Court Opinion

ID: 9006998
Source: CourtListenerOpinion
Date Created: 2022-11-27 13:37:10.034809+00
Date Added: 2024-06-11T17:11:18.798827
License: Public Domain

HARLINGTON WOOD, Jr., Senior Circuit Judge,
concurring.
Judge Posner’s opinion lucidly examines the facts, customs, and law and comes to a conclusion with which I fully agree.
*890My only hesitation is with the issue as framed. It is stated, referring to the relative fault of the parties, “[T]he critical issue, in the absence of an explicit contract between the parties, is their relative costs of prevention.” Ante, at 883. We are reminded, ante, at 888, that in two prior decisions of this court, Wassell v. Adams, 865 F.2d 849, 854 (7th Cir.1989), and Davis v. United States, 716 F.2d 418, 429 (7th Cir.1983), both also written by Judge Pos-ner, a similar issue arose. In those cases it was also suggested “that relative fault is in inverse ratio to the costs of accident avoidance to the respective parties.” Ante, at 888.

------------------------------------------------

» Work required: Pick up the concurring opinion above after its final sentence and carry it forward in the same formal judicial style.

» Entries provided:
------------------------------------------------

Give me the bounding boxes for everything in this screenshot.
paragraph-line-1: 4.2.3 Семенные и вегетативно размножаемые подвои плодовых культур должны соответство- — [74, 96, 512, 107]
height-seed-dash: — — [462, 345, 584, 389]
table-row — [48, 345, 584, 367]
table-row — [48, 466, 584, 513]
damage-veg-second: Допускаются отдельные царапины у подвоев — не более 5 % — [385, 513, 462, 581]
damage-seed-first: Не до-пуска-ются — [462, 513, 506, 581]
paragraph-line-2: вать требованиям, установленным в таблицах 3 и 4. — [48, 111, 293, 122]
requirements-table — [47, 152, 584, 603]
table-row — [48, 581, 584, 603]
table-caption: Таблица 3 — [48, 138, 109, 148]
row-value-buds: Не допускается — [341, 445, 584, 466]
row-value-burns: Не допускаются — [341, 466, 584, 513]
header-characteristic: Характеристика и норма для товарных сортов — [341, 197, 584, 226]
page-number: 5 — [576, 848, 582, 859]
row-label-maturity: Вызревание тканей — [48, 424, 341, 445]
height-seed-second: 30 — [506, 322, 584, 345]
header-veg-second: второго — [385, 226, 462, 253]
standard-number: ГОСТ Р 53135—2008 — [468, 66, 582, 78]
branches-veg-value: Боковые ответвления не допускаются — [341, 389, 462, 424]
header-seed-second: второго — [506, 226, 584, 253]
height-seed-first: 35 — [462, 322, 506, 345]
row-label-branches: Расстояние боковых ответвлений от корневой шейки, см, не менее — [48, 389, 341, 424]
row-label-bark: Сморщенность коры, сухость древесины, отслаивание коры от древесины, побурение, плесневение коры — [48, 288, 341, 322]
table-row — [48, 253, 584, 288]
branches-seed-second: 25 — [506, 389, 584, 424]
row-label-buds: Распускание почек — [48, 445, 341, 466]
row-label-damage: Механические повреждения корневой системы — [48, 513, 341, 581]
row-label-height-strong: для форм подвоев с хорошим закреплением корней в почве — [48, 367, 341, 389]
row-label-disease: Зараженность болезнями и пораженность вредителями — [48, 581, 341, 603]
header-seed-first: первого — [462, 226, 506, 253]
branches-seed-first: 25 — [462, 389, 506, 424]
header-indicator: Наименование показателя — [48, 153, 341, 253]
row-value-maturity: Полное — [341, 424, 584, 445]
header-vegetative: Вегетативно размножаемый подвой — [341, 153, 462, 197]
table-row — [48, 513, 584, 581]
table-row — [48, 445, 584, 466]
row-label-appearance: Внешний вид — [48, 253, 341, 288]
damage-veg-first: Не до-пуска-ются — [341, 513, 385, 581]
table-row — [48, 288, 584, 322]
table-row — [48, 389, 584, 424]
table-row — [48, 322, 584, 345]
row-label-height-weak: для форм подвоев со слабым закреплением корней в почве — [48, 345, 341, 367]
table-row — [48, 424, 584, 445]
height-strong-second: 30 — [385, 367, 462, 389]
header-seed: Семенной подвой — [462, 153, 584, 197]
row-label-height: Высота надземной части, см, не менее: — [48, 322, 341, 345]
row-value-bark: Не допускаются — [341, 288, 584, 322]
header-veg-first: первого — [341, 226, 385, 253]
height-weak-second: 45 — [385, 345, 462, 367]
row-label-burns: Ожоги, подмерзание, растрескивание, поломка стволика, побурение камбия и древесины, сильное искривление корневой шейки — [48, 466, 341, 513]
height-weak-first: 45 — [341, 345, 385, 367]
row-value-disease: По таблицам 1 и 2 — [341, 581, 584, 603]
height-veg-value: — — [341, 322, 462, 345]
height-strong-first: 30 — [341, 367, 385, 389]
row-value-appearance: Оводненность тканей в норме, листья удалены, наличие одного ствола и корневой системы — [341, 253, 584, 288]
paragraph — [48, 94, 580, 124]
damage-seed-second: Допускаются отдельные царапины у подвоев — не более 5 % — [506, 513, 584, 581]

------------------------------------------------

» Answer box:
That may well be a more efficient approach, but unfortunately, not being the expert in economics as are my two colleagues, I would prefer, for now, to approach comparative fault determination on the more traditional basis first broadly enunciated in United States v. Reliable Transfer Co., 421 U.S. 397, 95 S.Ct. 1708, 44 L.Ed.2d 251 (1975). I note, however, that this present opinion specifically advises the judge and parties, ante, at 889, that they “should not feel compelled to conduct a cost-benefit analysis of barge transportation from the ground up.”